→ **TASK INPUT**:
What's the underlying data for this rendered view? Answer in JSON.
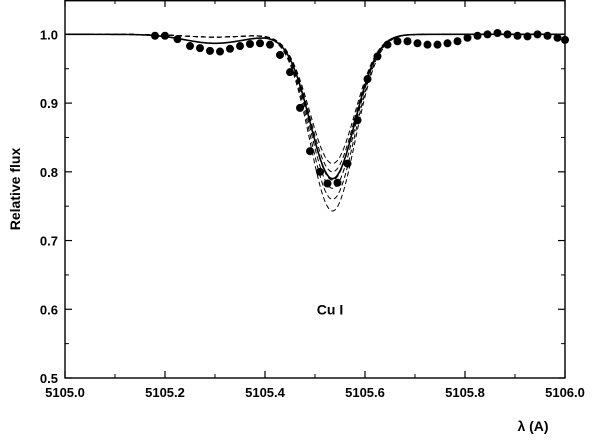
{
  "chart_data": {
    "type": "line",
    "title": "",
    "xlabel": "λ (A)",
    "ylabel": "Relative flux",
    "xlim": [
      5105.0,
      5106.0
    ],
    "ylim": [
      0.5,
      1.05
    ],
    "grid": false,
    "x_ticks": [
      5105.0,
      5105.2,
      5105.4,
      5105.6,
      5105.8,
      5106.0
    ],
    "x_tick_labels": [
      "5105.0",
      "5105.2",
      "5105.4",
      "5105.6",
      "5105.8",
      "5106.0"
    ],
    "y_ticks": [
      0.5,
      0.6,
      0.7,
      0.8,
      0.9,
      1.0
    ],
    "y_tick_labels": [
      "0.5",
      "0.6",
      "0.7",
      "0.8",
      "0.9",
      "1.0"
    ],
    "annotations": [
      {
        "text": "Cu I",
        "x": 5105.53,
        "y": 0.6
      }
    ],
    "observed": {
      "style": "filled-circles",
      "x": [
        5105.18,
        5105.2,
        5105.225,
        5105.25,
        5105.27,
        5105.29,
        5105.31,
        5105.33,
        5105.35,
        5105.37,
        5105.39,
        5105.41,
        5105.43,
        5105.45,
        5105.47,
        5105.49,
        5105.51,
        5105.525,
        5105.545,
        5105.565,
        5105.585,
        5105.605,
        5105.625,
        5105.645,
        5105.665,
        5105.685,
        5105.705,
        5105.725,
        5105.745,
        5105.765,
        5105.785,
        5105.805,
        5105.825,
        5105.845,
        5105.865,
        5105.885,
        5105.905,
        5105.925,
        5105.945,
        5105.965,
        5105.985,
        5106.0
      ],
      "y": [
        0.998,
        0.998,
        0.993,
        0.983,
        0.98,
        0.976,
        0.975,
        0.979,
        0.983,
        0.986,
        0.987,
        0.985,
        0.97,
        0.945,
        0.893,
        0.83,
        0.8,
        0.783,
        0.784,
        0.812,
        0.875,
        0.935,
        0.968,
        0.985,
        0.99,
        0.99,
        0.987,
        0.985,
        0.985,
        0.987,
        0.99,
        0.995,
        0.998,
        1.0,
        1.002,
        1.0,
        0.998,
        0.997,
        1.0,
        0.998,
        0.995,
        0.992
      ]
    },
    "model_center": 5105.535,
    "model_sigma": 0.045,
    "model_wing": {
      "center": 5105.3,
      "sigma": 0.06
    },
    "series": [
      {
        "style": "solid",
        "depth": 0.21,
        "wing_depth": 0.013
      },
      {
        "style": "dashed",
        "depth": 0.188,
        "wing_depth": 0.004
      },
      {
        "style": "dashed",
        "depth": 0.2,
        "wing_depth": 0.004
      },
      {
        "style": "dashed",
        "depth": 0.212,
        "wing_depth": 0.004
      },
      {
        "style": "dashed",
        "depth": 0.224,
        "wing_depth": 0.004
      },
      {
        "style": "dashed",
        "depth": 0.24,
        "wing_depth": 0.004
      },
      {
        "style": "dashed",
        "depth": 0.257,
        "wing_depth": 0.004
      }
    ]
  }
}
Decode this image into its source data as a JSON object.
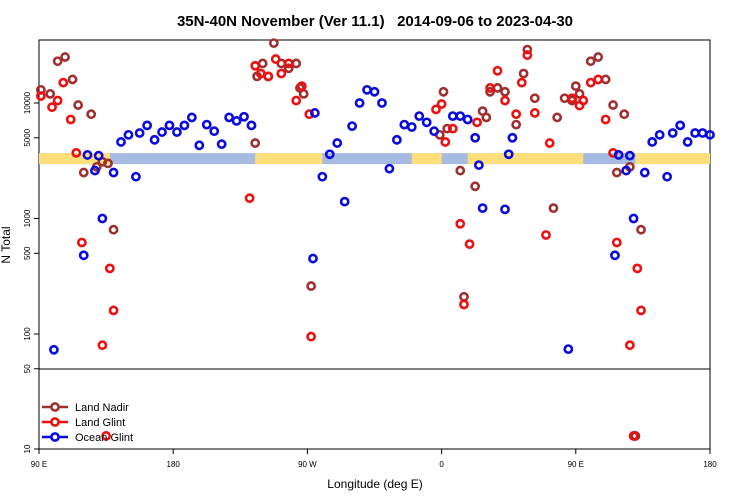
{
  "chart_data": {
    "type": "scatter",
    "title": "35N-40N November (Ver 11.1)   2014-09-06 to 2023-04-30",
    "xlabel": "Longitude (deg E)",
    "ylabel": "N Total",
    "y_scale": "log",
    "xlim": [
      90,
      270
    ],
    "ylim": [
      10,
      50000
    ],
    "x_tick_values": [
      90,
      126,
      162,
      198,
      234,
      270
    ],
    "x_tick_labels": [
      "90 E",
      "180",
      "90 W",
      "0",
      "90 E",
      "180"
    ],
    "y_tick_values": [
      100,
      500,
      1000,
      5000,
      10000
    ],
    "y_tick_labels": [
      "100",
      "500",
      "1000",
      "5000",
      "10000"
    ],
    "y_tick_values_lower": [
      10,
      50
    ],
    "y_tick_labels_lower": [
      "10",
      "50"
    ],
    "grid": false,
    "legend_position": "bottom-left",
    "band_y": 3300,
    "band_colors": {
      "ocean": "#a7bbe0",
      "land": "#fde07c"
    },
    "band_land_segments": [
      [
        90,
        109
      ],
      [
        148,
        166
      ],
      [
        190,
        198
      ],
      [
        205,
        236
      ],
      [
        250,
        270
      ]
    ],
    "series": [
      {
        "name": "Land Nadir",
        "color": "#a03030",
        "points": [
          [
            90.5,
            13000
          ],
          [
            93,
            12000
          ],
          [
            95,
            23000
          ],
          [
            97,
            25000
          ],
          [
            99,
            16000
          ],
          [
            100.5,
            9600
          ],
          [
            102,
            2500
          ],
          [
            104,
            8000
          ],
          [
            105.5,
            2800
          ],
          [
            107,
            3100
          ],
          [
            108.5,
            3000
          ],
          [
            110,
            800
          ],
          [
            148,
            4500
          ],
          [
            148.5,
            17000
          ],
          [
            150,
            22000
          ],
          [
            151.5,
            17000
          ],
          [
            153,
            33000
          ],
          [
            155,
            22000
          ],
          [
            157,
            20000
          ],
          [
            159,
            22000
          ],
          [
            160,
            13500
          ],
          [
            161,
            12000
          ],
          [
            163,
            260
          ],
          [
            197.5,
            5300
          ],
          [
            199.5,
            6000
          ],
          [
            198.5,
            12500
          ],
          [
            203,
            2600
          ],
          [
            204,
            210
          ],
          [
            207,
            1900
          ],
          [
            209,
            8500
          ],
          [
            210,
            7500
          ],
          [
            211,
            12500
          ],
          [
            213,
            13500
          ],
          [
            215,
            12500
          ],
          [
            218,
            6500
          ],
          [
            220,
            18000
          ],
          [
            221,
            29000
          ],
          [
            223,
            11000
          ],
          [
            228,
            1230
          ],
          [
            229,
            7500
          ],
          [
            231,
            11000
          ],
          [
            233,
            10500
          ],
          [
            234,
            14000
          ],
          [
            235,
            12000
          ],
          [
            238,
            23000
          ],
          [
            240,
            25000
          ],
          [
            242,
            16000
          ],
          [
            244,
            9600
          ],
          [
            245,
            2500
          ],
          [
            247,
            8000
          ],
          [
            248.5,
            2800
          ],
          [
            250,
            13
          ],
          [
            251.5,
            800
          ]
        ]
      },
      {
        "name": "Land Glint",
        "color": "#ee1010",
        "points": [
          [
            90.5,
            11500
          ],
          [
            93.5,
            9200
          ],
          [
            95,
            10500
          ],
          [
            96.5,
            15000
          ],
          [
            98.5,
            7200
          ],
          [
            100,
            3700
          ],
          [
            101.5,
            620
          ],
          [
            107,
            80
          ],
          [
            108,
            13
          ],
          [
            109,
            370
          ],
          [
            110,
            160
          ],
          [
            146.5,
            1500
          ],
          [
            148,
            21000
          ],
          [
            149.5,
            18000
          ],
          [
            151.5,
            17000
          ],
          [
            153.5,
            24000
          ],
          [
            155,
            18000
          ],
          [
            157,
            22000
          ],
          [
            159,
            10500
          ],
          [
            160.5,
            14000
          ],
          [
            162.5,
            8000
          ],
          [
            163,
            95
          ],
          [
            196.5,
            8800
          ],
          [
            198,
            9800
          ],
          [
            199,
            4600
          ],
          [
            201,
            6000
          ],
          [
            203,
            900
          ],
          [
            204,
            180
          ],
          [
            205.5,
            600
          ],
          [
            207.5,
            6800
          ],
          [
            211,
            13500
          ],
          [
            213,
            19000
          ],
          [
            215,
            10500
          ],
          [
            218,
            8000
          ],
          [
            219.5,
            15000
          ],
          [
            221,
            26000
          ],
          [
            223,
            8200
          ],
          [
            226,
            720
          ],
          [
            227,
            4500
          ],
          [
            233,
            11000
          ],
          [
            235,
            9500
          ],
          [
            236,
            10500
          ],
          [
            238,
            15000
          ],
          [
            240,
            16000
          ],
          [
            242,
            7200
          ],
          [
            244,
            3700
          ],
          [
            245,
            620
          ],
          [
            248.5,
            80
          ],
          [
            249.5,
            13
          ],
          [
            250.5,
            370
          ],
          [
            251.5,
            160
          ]
        ]
      },
      {
        "name": "Ocean Glint",
        "color": "#0a0ae0",
        "points": [
          [
            94,
            73
          ],
          [
            102,
            480
          ],
          [
            103,
            3550
          ],
          [
            105,
            2600
          ],
          [
            106,
            3500
          ],
          [
            107,
            1000
          ],
          [
            110,
            2500
          ],
          [
            112,
            4600
          ],
          [
            114,
            5300
          ],
          [
            116,
            2300
          ],
          [
            117,
            5500
          ],
          [
            119,
            6400
          ],
          [
            121,
            4800
          ],
          [
            123,
            5600
          ],
          [
            125,
            6400
          ],
          [
            127,
            5600
          ],
          [
            129,
            6400
          ],
          [
            131,
            7500
          ],
          [
            133,
            4300
          ],
          [
            135,
            6500
          ],
          [
            137,
            5700
          ],
          [
            139,
            4400
          ],
          [
            141,
            7500
          ],
          [
            143,
            7000
          ],
          [
            145,
            7600
          ],
          [
            147,
            6400
          ],
          [
            163.5,
            450
          ],
          [
            164,
            8200
          ],
          [
            166,
            2300
          ],
          [
            168,
            3600
          ],
          [
            170,
            4500
          ],
          [
            172,
            1400
          ],
          [
            174,
            6300
          ],
          [
            176,
            10000
          ],
          [
            178,
            13000
          ],
          [
            180,
            12500
          ],
          [
            182,
            10000
          ],
          [
            184,
            2700
          ],
          [
            186,
            4800
          ],
          [
            188,
            6500
          ],
          [
            190,
            6200
          ],
          [
            192,
            7700
          ],
          [
            194,
            6800
          ],
          [
            196,
            5700
          ],
          [
            201,
            7700
          ],
          [
            203,
            7700
          ],
          [
            205,
            7200
          ],
          [
            207,
            5000
          ],
          [
            208,
            2900
          ],
          [
            209,
            1230
          ],
          [
            215,
            1200
          ],
          [
            216,
            3600
          ],
          [
            217,
            5000
          ],
          [
            232,
            74
          ],
          [
            244.5,
            480
          ],
          [
            245.5,
            3550
          ],
          [
            247.5,
            2600
          ],
          [
            248.5,
            3500
          ],
          [
            249.5,
            1000
          ],
          [
            252.5,
            2500
          ],
          [
            254.5,
            4600
          ],
          [
            256.5,
            5300
          ],
          [
            258.5,
            2300
          ],
          [
            260,
            5500
          ],
          [
            262,
            6400
          ],
          [
            264,
            4600
          ],
          [
            266,
            5500
          ],
          [
            268,
            5500
          ],
          [
            270,
            5300
          ]
        ]
      }
    ]
  }
}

→ **THE TASK**:
Copy each line of the records containing the string "this".

→ **EXPECTED ANSWER**:
What's the underlying data for this rendered view? Answer in JSON.
Decode this image into its source data as a JSON object.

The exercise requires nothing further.